== Brief ==
In the listing below, locate the lines bearing the word "name". Copy every one of them.

####################

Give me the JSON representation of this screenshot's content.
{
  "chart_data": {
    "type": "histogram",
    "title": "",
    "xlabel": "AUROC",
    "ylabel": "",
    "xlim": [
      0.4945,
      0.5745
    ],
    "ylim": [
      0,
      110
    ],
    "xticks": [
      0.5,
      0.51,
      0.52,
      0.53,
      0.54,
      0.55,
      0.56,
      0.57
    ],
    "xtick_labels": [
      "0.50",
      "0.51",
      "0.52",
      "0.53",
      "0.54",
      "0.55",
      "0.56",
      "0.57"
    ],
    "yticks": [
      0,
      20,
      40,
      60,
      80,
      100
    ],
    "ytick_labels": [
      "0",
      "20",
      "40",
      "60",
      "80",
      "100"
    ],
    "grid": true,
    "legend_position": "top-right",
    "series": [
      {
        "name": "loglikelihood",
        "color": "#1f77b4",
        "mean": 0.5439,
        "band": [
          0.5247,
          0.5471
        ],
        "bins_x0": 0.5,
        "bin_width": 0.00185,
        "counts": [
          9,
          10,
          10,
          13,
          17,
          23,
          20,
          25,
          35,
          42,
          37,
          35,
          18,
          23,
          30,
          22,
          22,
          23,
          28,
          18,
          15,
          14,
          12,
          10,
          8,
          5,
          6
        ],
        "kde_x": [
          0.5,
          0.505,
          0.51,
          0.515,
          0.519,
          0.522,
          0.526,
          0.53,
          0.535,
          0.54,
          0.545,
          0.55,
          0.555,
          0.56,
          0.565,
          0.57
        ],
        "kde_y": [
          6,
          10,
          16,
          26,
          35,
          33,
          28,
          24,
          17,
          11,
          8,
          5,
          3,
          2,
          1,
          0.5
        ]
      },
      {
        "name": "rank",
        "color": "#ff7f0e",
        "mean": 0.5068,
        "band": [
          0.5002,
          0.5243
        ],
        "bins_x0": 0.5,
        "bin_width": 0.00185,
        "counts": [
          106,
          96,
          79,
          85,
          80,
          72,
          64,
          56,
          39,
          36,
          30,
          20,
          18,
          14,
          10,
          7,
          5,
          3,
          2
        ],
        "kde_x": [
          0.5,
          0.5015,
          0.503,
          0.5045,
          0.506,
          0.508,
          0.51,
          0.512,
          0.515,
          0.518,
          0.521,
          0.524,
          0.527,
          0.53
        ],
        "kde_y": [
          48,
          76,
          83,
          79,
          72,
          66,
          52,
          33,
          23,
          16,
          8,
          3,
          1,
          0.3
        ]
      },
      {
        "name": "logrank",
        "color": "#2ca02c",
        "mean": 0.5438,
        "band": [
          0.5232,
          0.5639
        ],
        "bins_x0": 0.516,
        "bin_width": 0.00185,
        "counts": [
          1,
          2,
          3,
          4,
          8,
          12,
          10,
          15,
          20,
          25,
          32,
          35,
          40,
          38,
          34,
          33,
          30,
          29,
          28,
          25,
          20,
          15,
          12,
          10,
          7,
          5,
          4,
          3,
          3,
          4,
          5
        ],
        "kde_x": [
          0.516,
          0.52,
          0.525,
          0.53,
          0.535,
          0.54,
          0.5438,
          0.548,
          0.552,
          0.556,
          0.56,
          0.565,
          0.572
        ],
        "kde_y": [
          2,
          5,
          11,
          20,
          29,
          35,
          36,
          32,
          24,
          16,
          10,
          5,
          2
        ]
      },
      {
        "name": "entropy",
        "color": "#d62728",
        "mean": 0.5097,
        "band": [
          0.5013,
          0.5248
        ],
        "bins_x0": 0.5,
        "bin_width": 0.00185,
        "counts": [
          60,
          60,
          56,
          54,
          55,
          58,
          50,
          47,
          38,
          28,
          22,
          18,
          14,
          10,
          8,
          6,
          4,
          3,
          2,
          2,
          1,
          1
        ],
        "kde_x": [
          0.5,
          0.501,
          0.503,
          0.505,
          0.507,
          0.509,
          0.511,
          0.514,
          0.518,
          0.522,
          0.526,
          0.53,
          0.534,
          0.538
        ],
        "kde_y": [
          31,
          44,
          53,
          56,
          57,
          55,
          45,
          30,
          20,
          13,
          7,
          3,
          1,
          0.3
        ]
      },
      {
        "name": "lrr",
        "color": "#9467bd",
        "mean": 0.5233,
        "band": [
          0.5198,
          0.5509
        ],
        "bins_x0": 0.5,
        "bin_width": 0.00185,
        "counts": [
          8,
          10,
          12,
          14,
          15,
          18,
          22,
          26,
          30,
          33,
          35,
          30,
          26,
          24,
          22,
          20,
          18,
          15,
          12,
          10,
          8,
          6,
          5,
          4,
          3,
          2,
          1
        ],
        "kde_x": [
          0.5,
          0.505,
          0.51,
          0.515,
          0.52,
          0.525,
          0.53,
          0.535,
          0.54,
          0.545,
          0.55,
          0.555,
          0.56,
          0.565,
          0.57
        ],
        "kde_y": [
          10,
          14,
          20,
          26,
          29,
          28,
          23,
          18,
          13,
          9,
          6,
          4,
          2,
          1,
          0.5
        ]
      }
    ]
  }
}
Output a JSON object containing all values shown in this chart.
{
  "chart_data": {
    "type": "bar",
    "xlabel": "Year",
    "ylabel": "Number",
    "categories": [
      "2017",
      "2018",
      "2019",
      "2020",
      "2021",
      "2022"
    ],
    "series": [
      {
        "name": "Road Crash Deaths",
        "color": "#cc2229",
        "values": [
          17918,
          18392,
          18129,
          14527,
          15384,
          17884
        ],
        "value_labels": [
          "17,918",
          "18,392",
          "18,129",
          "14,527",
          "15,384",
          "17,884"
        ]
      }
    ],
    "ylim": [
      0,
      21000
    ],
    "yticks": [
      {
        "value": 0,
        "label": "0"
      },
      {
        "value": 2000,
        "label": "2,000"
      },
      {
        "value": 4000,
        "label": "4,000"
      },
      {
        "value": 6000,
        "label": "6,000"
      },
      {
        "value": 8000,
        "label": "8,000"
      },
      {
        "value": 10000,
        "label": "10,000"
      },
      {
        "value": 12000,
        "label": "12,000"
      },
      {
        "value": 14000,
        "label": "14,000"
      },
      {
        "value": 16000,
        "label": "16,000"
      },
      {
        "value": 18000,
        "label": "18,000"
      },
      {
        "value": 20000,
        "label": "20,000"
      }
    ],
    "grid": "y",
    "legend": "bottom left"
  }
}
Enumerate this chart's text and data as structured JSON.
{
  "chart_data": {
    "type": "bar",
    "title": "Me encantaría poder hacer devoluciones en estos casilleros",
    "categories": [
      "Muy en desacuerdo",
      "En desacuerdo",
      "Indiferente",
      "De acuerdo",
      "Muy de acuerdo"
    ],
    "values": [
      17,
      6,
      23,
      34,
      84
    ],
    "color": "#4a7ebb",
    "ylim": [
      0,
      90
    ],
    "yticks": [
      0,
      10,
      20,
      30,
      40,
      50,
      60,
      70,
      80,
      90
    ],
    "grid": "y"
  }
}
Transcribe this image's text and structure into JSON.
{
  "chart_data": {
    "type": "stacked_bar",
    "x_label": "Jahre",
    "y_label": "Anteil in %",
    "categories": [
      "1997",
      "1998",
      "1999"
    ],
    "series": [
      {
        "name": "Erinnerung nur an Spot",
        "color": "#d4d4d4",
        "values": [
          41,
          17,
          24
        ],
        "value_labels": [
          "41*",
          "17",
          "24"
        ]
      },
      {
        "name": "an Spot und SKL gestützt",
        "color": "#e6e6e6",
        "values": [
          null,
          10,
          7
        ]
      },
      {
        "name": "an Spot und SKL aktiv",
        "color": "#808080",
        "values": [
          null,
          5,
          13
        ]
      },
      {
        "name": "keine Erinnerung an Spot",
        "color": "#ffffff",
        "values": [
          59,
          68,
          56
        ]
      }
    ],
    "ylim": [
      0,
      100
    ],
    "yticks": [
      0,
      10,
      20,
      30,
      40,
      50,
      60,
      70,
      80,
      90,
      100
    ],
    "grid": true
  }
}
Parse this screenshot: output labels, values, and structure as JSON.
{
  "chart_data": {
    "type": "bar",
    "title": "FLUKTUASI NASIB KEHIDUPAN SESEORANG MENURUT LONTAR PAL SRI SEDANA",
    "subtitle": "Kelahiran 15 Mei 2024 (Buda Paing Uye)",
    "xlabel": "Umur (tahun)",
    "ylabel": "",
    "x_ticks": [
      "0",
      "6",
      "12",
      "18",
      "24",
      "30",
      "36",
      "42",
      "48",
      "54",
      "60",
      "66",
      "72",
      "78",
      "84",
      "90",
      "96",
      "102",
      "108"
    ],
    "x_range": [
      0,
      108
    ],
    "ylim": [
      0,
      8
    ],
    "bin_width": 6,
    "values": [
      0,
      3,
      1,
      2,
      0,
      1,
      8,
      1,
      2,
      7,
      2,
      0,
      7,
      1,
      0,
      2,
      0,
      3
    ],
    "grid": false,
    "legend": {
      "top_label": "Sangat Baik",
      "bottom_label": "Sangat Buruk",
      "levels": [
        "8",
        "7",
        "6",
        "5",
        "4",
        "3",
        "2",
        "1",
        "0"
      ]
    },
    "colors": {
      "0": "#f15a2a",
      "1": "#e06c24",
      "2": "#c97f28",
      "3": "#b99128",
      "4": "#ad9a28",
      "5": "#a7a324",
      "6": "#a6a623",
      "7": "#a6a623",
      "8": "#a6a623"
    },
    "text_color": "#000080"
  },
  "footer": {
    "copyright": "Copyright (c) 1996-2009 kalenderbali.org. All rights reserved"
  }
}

####################

== Answer for the task ==
        "name": "loglikelihood",
        "name": "rank",
        "name": "logrank",
        "name": "entropy",
        "name": "lrr",
        "name": "Road Crash Deaths",
        "name": "Erinnerung nur an Spot",
        "name": "an Spot und SKL gestützt",
        "name": "an Spot und SKL aktiv",
        "name": "keine Erinnerung an Spot",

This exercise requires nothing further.